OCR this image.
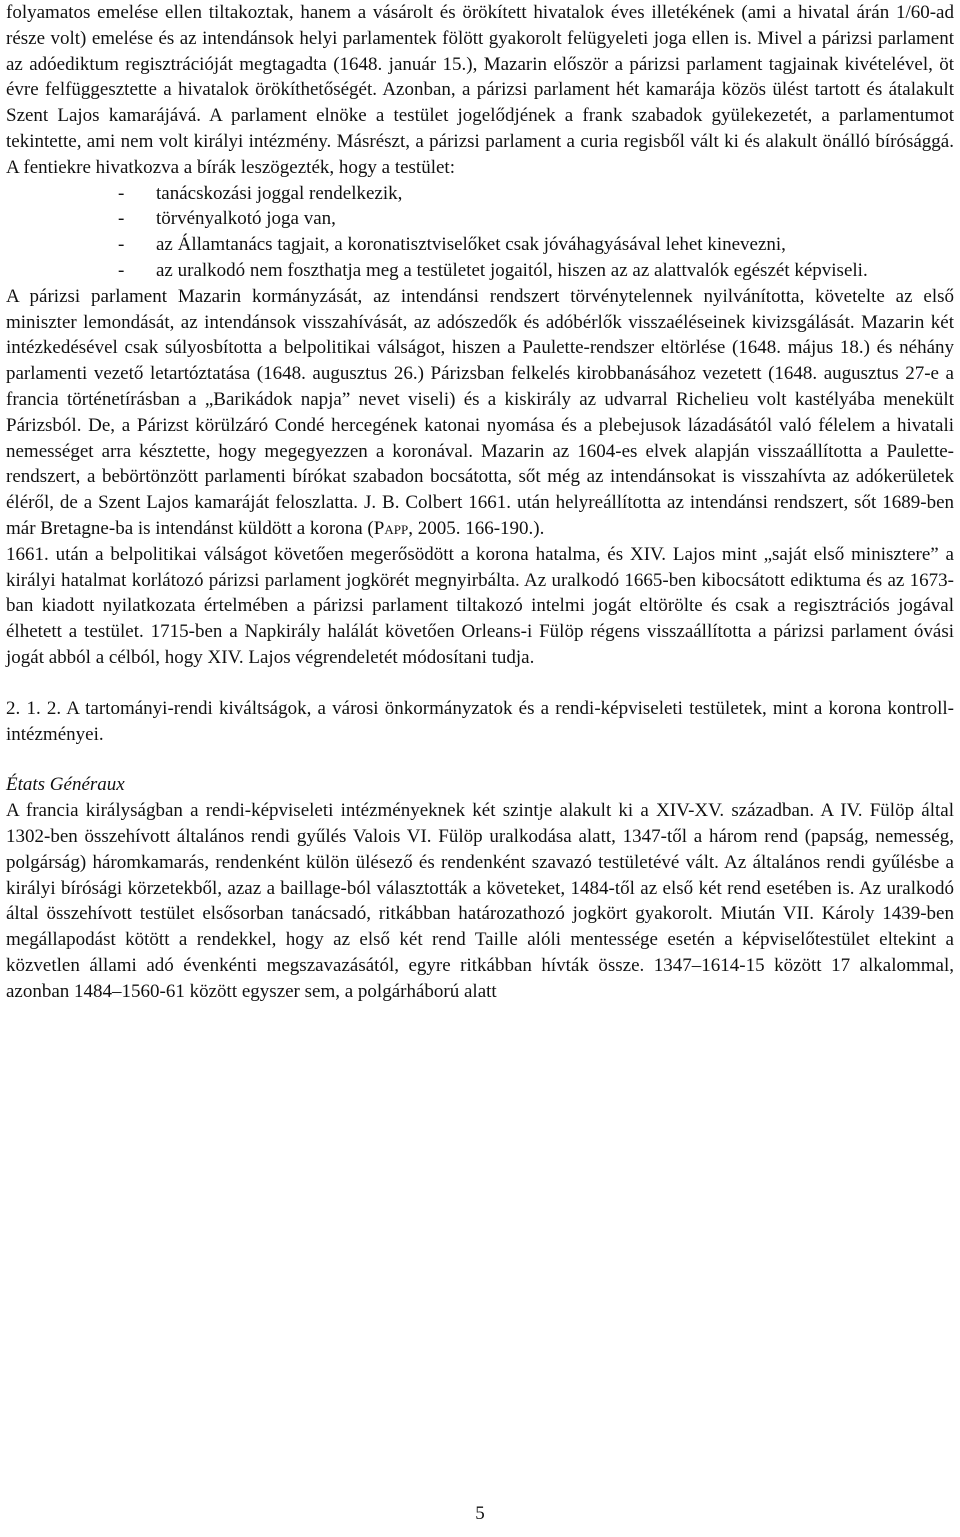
folyamatos emelése ellen tiltakoztak, hanem a vásárolt és örökített hivatalok éves illetékének (ami a hivatal árán 1/60-ad része volt) emelése és az intendánsok helyi parlamentek fölött gyakorolt felügyeleti joga ellen is. Mivel a párizsi parlament az adóediktum regisztrációját megtagadta (1648. január 15.), Mazarin először a párizsi parlament tagjainak kivételével, öt évre felfüggesztette a hivatalok örökíthetőségét. Azonban, a párizsi parlament hét kamarája közös ülést tartott és átalakult Szent Lajos kamarájává. A parlament elnöke a testület jogelődjének a frank szabadok gyülekezetét, a parlamentumot tekintette, ami nem volt királyi intézmény. Másrészt, a párizsi parlament a curia regisből vált ki és alakult önálló bírósággá. A fentiekre hivatkozva a bírák leszögezték, hogy a testület:

- tanácskozási joggal rendelkezik,
- törvényalkotó joga van,
- az Államtanács tagjait, a koronatisztviselőket csak jóváhagyásával lehet kinevezni,
- az uralkodó nem foszthatja meg a testületet jogaitól, hiszen az az alattvalók egészét képviseli.

A párizsi parlament Mazarin kormányzását, az intendánsi rendszert törvénytelennek nyilvánította, követelte az első miniszter lemondását, az intendánsok visszahívását, az adószedők és adóbérlők visszaéléseinek kivizsgálását. Mazarin két intézkedésével csak súlyosbította a belpolitikai válságot, hiszen a Paulette-rendszer eltörlése (1648. május 18.) és néhány parlamenti vezető letartóztatása (1648. augusztus 26.) Párizsban felkelés kirobbanásához vezetett (1648. augusztus 27-e a francia történetírásban a „Barikádok napja” nevet viseli) és a kiskirály az udvarral Richelieu volt kastélyába menekült Párizsból. De, a Párizst körülzáró Condé hercegének katonai nyomása és a plebejusok lázadásától való félelem a hivatali nemességet arra késztette, hogy megegyezzen a koronával. Mazarin az 1604-es elvek alapján visszaállította a Paulette-rendszert, a bebörtönzött parlamenti bírókat szabadon bocsátotta, sőt még az intendánsokat is visszahívta az adókerületek éléről, de a Szent Lajos kamaráját feloszlatta. J. B. Colbert 1661. után helyreállította az intendánsi rendszert, sőt 1689-ben már Bretagne-ba is intendánst küldött a korona (Papp, 2005. 166-190.).

1661. után a belpolitikai válságot követően megerősödött a korona hatalma, és XIV. Lajos mint „saját első minisztere” a királyi hatalmat korlátozó párizsi parlament jogkörét megnyirbálta. Az uralkodó 1665-ben kibocsátott ediktuma és az 1673-ban kiadott nyilatkozata értelmében a párizsi parlament tiltakozó intelmi jogát eltörölte és csak a regisztrációs jogával élhetett a testület. 1715-ben a Napkirály halálát követően Orleans-i Fülöp régens visszaállította a párizsi parlament óvási jogát abból a célból, hogy XIV. Lajos végrendeletét módosítani tudja.

2. 1. 2. A tartományi-rendi kiváltságok, a városi önkormányzatok és a rendi-képviseleti testületek, mint a korona kontroll-intézményei.

États Généraux

A francia királyságban a rendi-képviseleti intézményeknek két szintje alakult ki a XIV-XV. században. A IV. Fülöp által 1302-ben összehívott általános rendi gyűlés Valois VI. Fülöp uralkodása alatt, 1347-től a három rend (papság, nemesség, polgárság) háromkamarás, rendenként külön ülésező és rendenként szavazó testületévé vált. Az általános rendi gyűlésbe a királyi bírósági körzetekből, azaz a baillage-ból választották a követeket, 1484-től az első két rend esetében is. Az uralkodó által összehívott testület elsősorban tanácsadó, ritkábban határozathozó jogkört gyakorolt. Miután VII. Károly 1439-ben megállapodást kötött a rendekkel, hogy az első két rend Taille alóli mentessége esetén a képviselőtestület eltekint a közvetlen állami adó évenkénti megszavazásától, egyre ritkábban hívták össze. 1347–1614-15 között 17 alkalommal, azonban 1484–1560-61 között egyszer sem, a polgárháború alatt

5
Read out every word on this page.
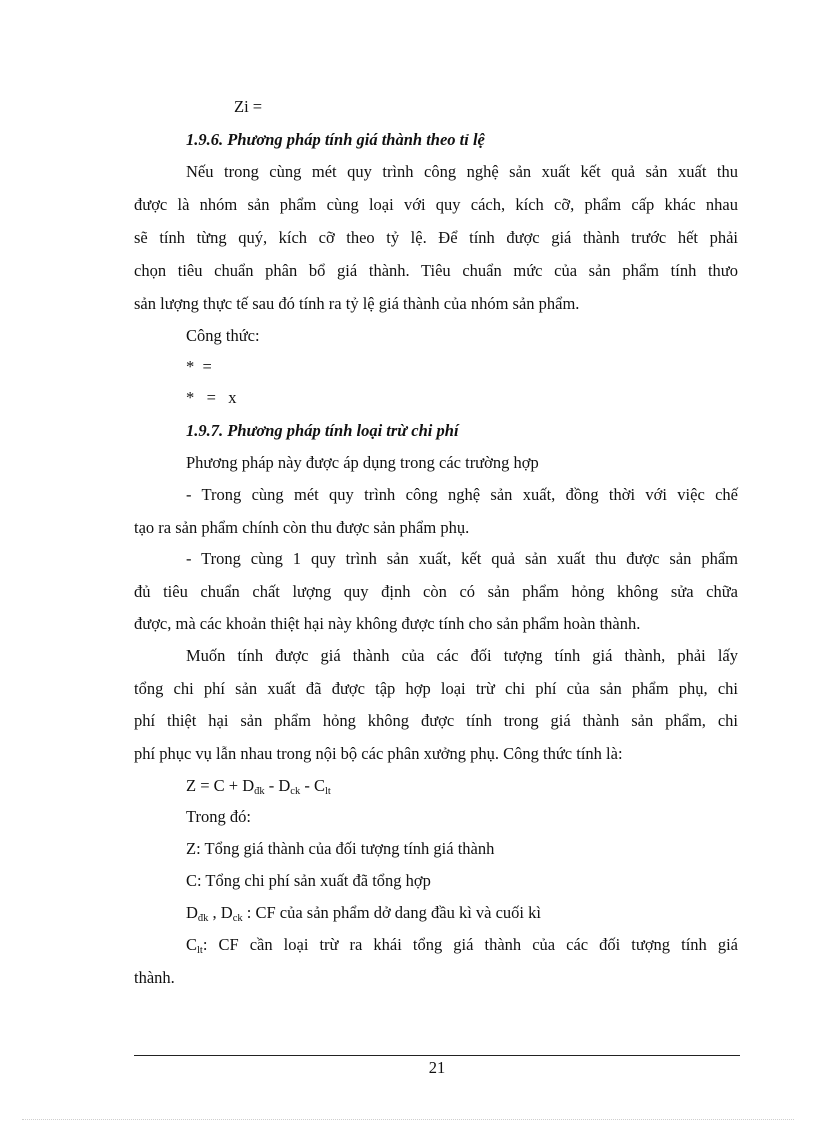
Zi =
1.9.6. Phương pháp tính giá thành theo tỉ lệ
Nếu trong cùng mét quy trình công nghệ sản xuất kết quả sản xuất thu
được là nhóm sản phẩm cùng loại với quy cách, kích cỡ, phẩm cấp khác nhau
sẽ tính từng quý, kích cỡ theo tỷ lệ. Để tính được giá thành trước hết phải
chọn tiêu chuẩn phân bổ giá thành. Tiêu chuẩn mức của sản phẩm tính thưo
sản lượng thực tế sau đó tính ra tỷ lệ giá thành của nhóm sản phẩm.
Công thức:
*  =
*   =   x
1.9.7. Phương pháp tính loại trừ chi phí
Phương pháp này được áp dụng trong các trường hợp
- Trong cùng mét quy trình công nghệ sản xuất, đồng thời với việc chế
tạo ra sản phẩm chính còn thu được sản phẩm phụ.
- Trong cùng 1 quy trình sản xuất, kết quả sản xuất thu được sản phẩm
đủ tiêu chuẩn chất lượng quy định còn có sản phẩm hỏng không sửa chữa
được, mà các khoản thiệt hại này không được tính cho sản phẩm hoàn thành.
Muốn tính được giá thành của các đối tượng tính giá thành, phải lấy
tổng chi phí sản xuất đã được tập hợp loại trừ chi phí của sản phẩm phụ, chi
phí thiệt hại sản phẩm hỏng không được tính trong giá thành sản phẩm, chi
phí phục vụ lẫn nhau trong nội bộ các phân xưởng phụ. Công thức tính là:
$Z = C + D_{đk} - D_{ck} - C_{lt}$
Trong đó:
Z: Tổng giá thành của đối tượng tính giá thành
C: Tổng chi phí sản xuất đã tổng hợp
$D_{đk}$ , $D_{ck}$ : CF của sản phẩm dở dang đầu kì và cuối kì
$C_{lt}$: CF cần loại trừ ra khái tổng giá thành của các đối tượng tính giá
thành.
21
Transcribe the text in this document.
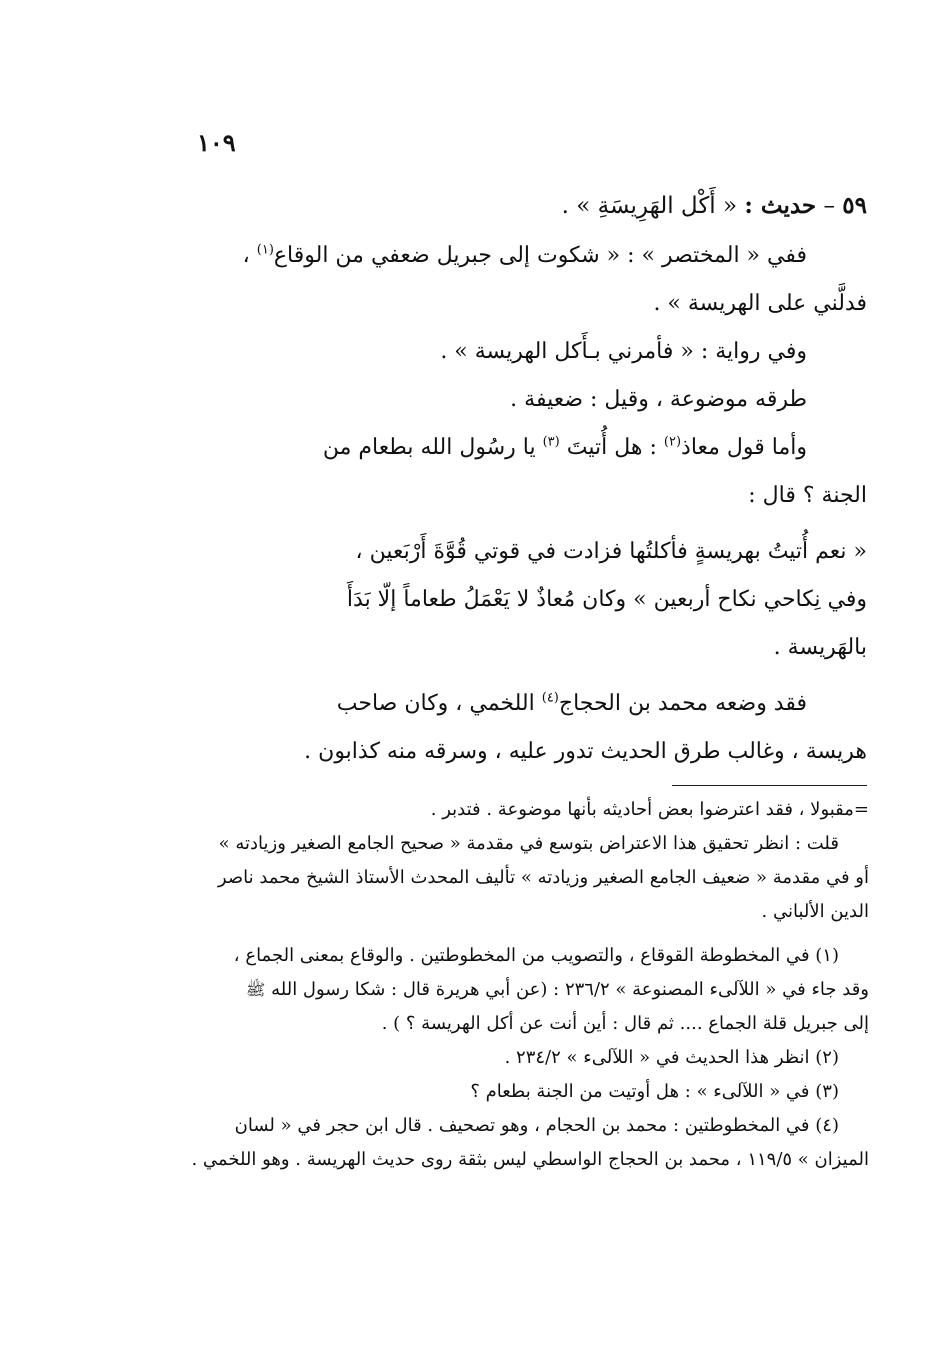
١٠٩
٥٩ – حديث : « أَكْل الهَرِيسَةِ » .
ففي « المختصر » : « شكوت إلى جبريل ضعفي من الوقاع$^{(١)}$ ،
فدلَّني على الهريسة » .
وفي رواية : « فأمرني بـأَكل الهريسة » .
طرقه موضوعة ، وقيل : ضعيفة .
وأما قول معاذ$^{(٢)}$ : هل أُتيتَ $^{(٣)}$ يا رسُول الله بطعام من
الجنة ؟ قال :
« نعم أُتيتُ بهريسةٍ فأكلتُها فزادت في قوتي قُوَّةَ أَرْبَعين ،
وفي نِكاحي نكاح أربعين » وكان مُعاذٌ لا يَعْمَلُ طعاماً إلّا بَدَأَ
بالهَريسة .
فقد وضعه محمد بن الحجاج$^{(٤)}$ اللخمي ، وكان صاحب
هريسة ، وغالب طرق الحديث تدور عليه ، وسرقه منه كذابون .
=مقبولا ، فقد اعترضوا بعض أحاديثه بأنها موضوعة . فتدبر .
قلت : انظر تحقيق هذا الاعتراض بتوسع في مقدمة « صحيح الجامع الصغير وزيادته »
أو في مقدمة « ضعيف الجامع الصغير وزيادته » تأليف المحدث الأستاذ الشيخ محمد ناصر
الدين الألباني .
(١) في المخطوطة القوقاع ، والتصويب من المخطوطتين . والوقاع بمعنى الجماع ،
وقد جاء في « اللآلىء المصنوعة » ٢٣٦/٢ : (عن أبي هريرة قال : شكا رسول الله ﷺ
إلى جبريل قلة الجماع .... ثم قال : أين أنت عن أكل الهريسة ؟ ) .
(٢) انظر هذا الحديث في « اللآلىء » ٢٣٤/٢ .
(٣) في « اللآلىء » : هل أوتيت من الجنة بطعام ؟
(٤) في المخطوطتين : محمد بن الحجام ، وهو تصحيف . قال ابن حجر في « لسان
الميزان » ١١٩/٥ ، محمد بن الحجاج الواسطي ليس بثقة روى حديث الهريسة . وهو اللخمي .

▸ **EXERCISE BRIEF**
Every line of text is to be repeated exactly; pictures are left out.

▸ **SOLUTION**
OCR this image.
folyamatos emelése ellen tiltakoztak, hanem a vásárolt és örökített hivatalok éves illetékének (ami a hivatal árán 1/60-ad része volt) emelése és az intendánsok helyi parlamentek fölött gyakorolt felügyeleti joga ellen is. Mivel a párizsi parlament az adóediktum regisztrációját megtagadta (1648. január 15.), Mazarin először a párizsi parlament tagjainak kivételével, öt évre felfüggesztette a hivatalok örökíthetőségét. Azonban, a párizsi parlament hét kamarája közös ülést tartott és átalakult Szent Lajos kamarájává. A parlament elnöke a testület jogelődjének a frank szabadok gyülekezetét, a parlamentumot tekintette, ami nem volt királyi intézmény. Másrészt, a párizsi parlament a curia regisből vált ki és alakult önálló bírósággá. A fentiekre hivatkozva a bírák leszögezték, hogy a testület:

- tanácskozási joggal rendelkezik,
- törvényalkotó joga van,
- az Államtanács tagjait, a koronatisztviselőket csak jóváhagyásával lehet kinevezni,
- az uralkodó nem foszthatja meg a testületet jogaitól, hiszen az az alattvalók egészét képviseli.

A párizsi parlament Mazarin kormányzását, az intendánsi rendszert törvénytelennek nyilvánította, követelte az első miniszter lemondását, az intendánsok visszahívását, az adószedők és adóbérlők visszaéléseinek kivizsgálását. Mazarin két intézkedésével csak súlyosbította a belpolitikai válságot, hiszen a Paulette-rendszer eltörlése (1648. május 18.) és néhány parlamenti vezető letartóztatása (1648. augusztus 26.) Párizsban felkelés kirobbanásához vezetett (1648. augusztus 27-e a francia történetírásban a „Barikádok napja” nevet viseli) és a kiskirály az udvarral Richelieu volt kastélyába menekült Párizsból. De, a Párizst körülzáró Condé hercegének katonai nyomása és a plebejusok lázadásától való félelem a hivatali nemességet arra késztette, hogy megegyezzen a koronával. Mazarin az 1604-es elvek alapján visszaállította a Paulette-rendszert, a bebörtönzött parlamenti bírókat szabadon bocsátotta, sőt még az intendánsokat is visszahívta az adókerületek éléről, de a Szent Lajos kamaráját feloszlatta. J. B. Colbert 1661. után helyreállította az intendánsi rendszert, sőt 1689-ben már Bretagne-ba is intendánst küldött a korona (Papp, 2005. 166-190.).

1661. után a belpolitikai válságot követően megerősödött a korona hatalma, és XIV. Lajos mint „saját első minisztere” a királyi hatalmat korlátozó párizsi parlament jogkörét megnyirbálta. Az uralkodó 1665-ben kibocsátott ediktuma és az 1673-ban kiadott nyilatkozata értelmében a párizsi parlament tiltakozó intelmi jogát eltörölte és csak a regisztrációs jogával élhetett a testület. 1715-ben a Napkirály halálát követően Orleans-i Fülöp régens visszaállította a párizsi parlament óvási jogát abból a célból, hogy XIV. Lajos végrendeletét módosítani tudja.

2. 1. 2. A tartományi-rendi kiváltságok, a városi önkormányzatok és a rendi-képviseleti testületek, mint a korona kontroll-intézményei.

États Généraux

A francia királyságban a rendi-képviseleti intézményeknek két szintje alakult ki a XIV-XV. században. A IV. Fülöp által 1302-ben összehívott általános rendi gyűlés Valois VI. Fülöp uralkodása alatt, 1347-től a három rend (papság, nemesség, polgárság) háromkamarás, rendenként külön ülésező és rendenként szavazó testületévé vált. Az általános rendi gyűlésbe a királyi bírósági körzetekből, azaz a baillage-ból választották a követeket, 1484-től az első két rend esetében is. Az uralkodó által összehívott testület elsősorban tanácsadó, ritkábban határozathozó jogkört gyakorolt. Miután VII. Károly 1439-ben megállapodást kötött a rendekkel, hogy az első két rend Taille alóli mentessége esetén a képviselőtestület eltekint a közvetlen állami adó évenkénti megszavazásától, egyre ritkábban hívták össze. 1347–1614-15 között 17 alkalommal, azonban 1484–1560-61 között egyszer sem, a polgárháború alatt

5
Read out every word on this page.
Zi =
1.9.6. Phương pháp tính giá thành theo tỉ lệ
Nếu trong cùng mét quy trình công nghệ sản xuất kết quả sản xuất thu
được là nhóm sản phẩm cùng loại với quy cách, kích cỡ, phẩm cấp khác nhau
sẽ tính từng quý, kích cỡ theo tỷ lệ. Để tính được giá thành trước hết phải
chọn tiêu chuẩn phân bổ giá thành. Tiêu chuẩn mức của sản phẩm tính thưo
sản lượng thực tế sau đó tính ra tỷ lệ giá thành của nhóm sản phẩm.
Công thức:
*  =
*   =   x
1.9.7. Phương pháp tính loại trừ chi phí
Phương pháp này được áp dụng trong các trường hợp
- Trong cùng mét quy trình công nghệ sản xuất, đồng thời với việc chế
tạo ra sản phẩm chính còn thu được sản phẩm phụ.
- Trong cùng 1 quy trình sản xuất, kết quả sản xuất thu được sản phẩm
đủ tiêu chuẩn chất lượng quy định còn có sản phẩm hỏng không sửa chữa
được, mà các khoản thiệt hại này không được tính cho sản phẩm hoàn thành.
Muốn tính được giá thành của các đối tượng tính giá thành, phải lấy
tổng chi phí sản xuất đã được tập hợp loại trừ chi phí của sản phẩm phụ, chi
phí thiệt hại sản phẩm hỏng không được tính trong giá thành sản phẩm, chi
phí phục vụ lẫn nhau trong nội bộ các phân xưởng phụ. Công thức tính là:
$Z = C + D_{đk} - D_{ck} - C_{lt}$
Trong đó:
Z: Tổng giá thành của đối tượng tính giá thành
C: Tổng chi phí sản xuất đã tổng hợp
$D_{đk}$ , $D_{ck}$ : CF của sản phẩm dở dang đầu kì và cuối kì
$C_{lt}$: CF cần loại trừ ra khái tổng giá thành của các đối tượng tính giá
thành.
21
Transcribe the text in this document.
١٠٩
٥٩ – حديث : « أَكْل الهَرِيسَةِ » .
ففي « المختصر » : « شكوت إلى جبريل ضعفي من الوقاع$^{(١)}$ ،
فدلَّني على الهريسة » .
وفي رواية : « فأمرني بـأَكل الهريسة » .
طرقه موضوعة ، وقيل : ضعيفة .
وأما قول معاذ$^{(٢)}$ : هل أُتيتَ $^{(٣)}$ يا رسُول الله بطعام من
الجنة ؟ قال :
« نعم أُتيتُ بهريسةٍ فأكلتُها فزادت في قوتي قُوَّةَ أَرْبَعين ،
وفي نِكاحي نكاح أربعين » وكان مُعاذٌ لا يَعْمَلُ طعاماً إلّا بَدَأَ
بالهَريسة .
فقد وضعه محمد بن الحجاج$^{(٤)}$ اللخمي ، وكان صاحب
هريسة ، وغالب طرق الحديث تدور عليه ، وسرقه منه كذابون .
=مقبولا ، فقد اعترضوا بعض أحاديثه بأنها موضوعة . فتدبر .
قلت : انظر تحقيق هذا الاعتراض بتوسع في مقدمة « صحيح الجامع الصغير وزيادته »
أو في مقدمة « ضعيف الجامع الصغير وزيادته » تأليف المحدث الأستاذ الشيخ محمد ناصر
الدين الألباني .
(١) في المخطوطة القوقاع ، والتصويب من المخطوطتين . والوقاع بمعنى الجماع ،
وقد جاء في « اللآلىء المصنوعة » ٢٣٦/٢ : (عن أبي هريرة قال : شكا رسول الله ﷺ
إلى جبريل قلة الجماع .... ثم قال : أين أنت عن أكل الهريسة ؟ ) .
(٢) انظر هذا الحديث في « اللآلىء » ٢٣٤/٢ .
(٣) في « اللآلىء » : هل أوتيت من الجنة بطعام ؟
(٤) في المخطوطتين : محمد بن الحجام ، وهو تصحيف . قال ابن حجر في « لسان
الميزان » ١١٩/٥ ، محمد بن الحجاج الواسطي ليس بثقة روى حديث الهريسة . وهو اللخمي .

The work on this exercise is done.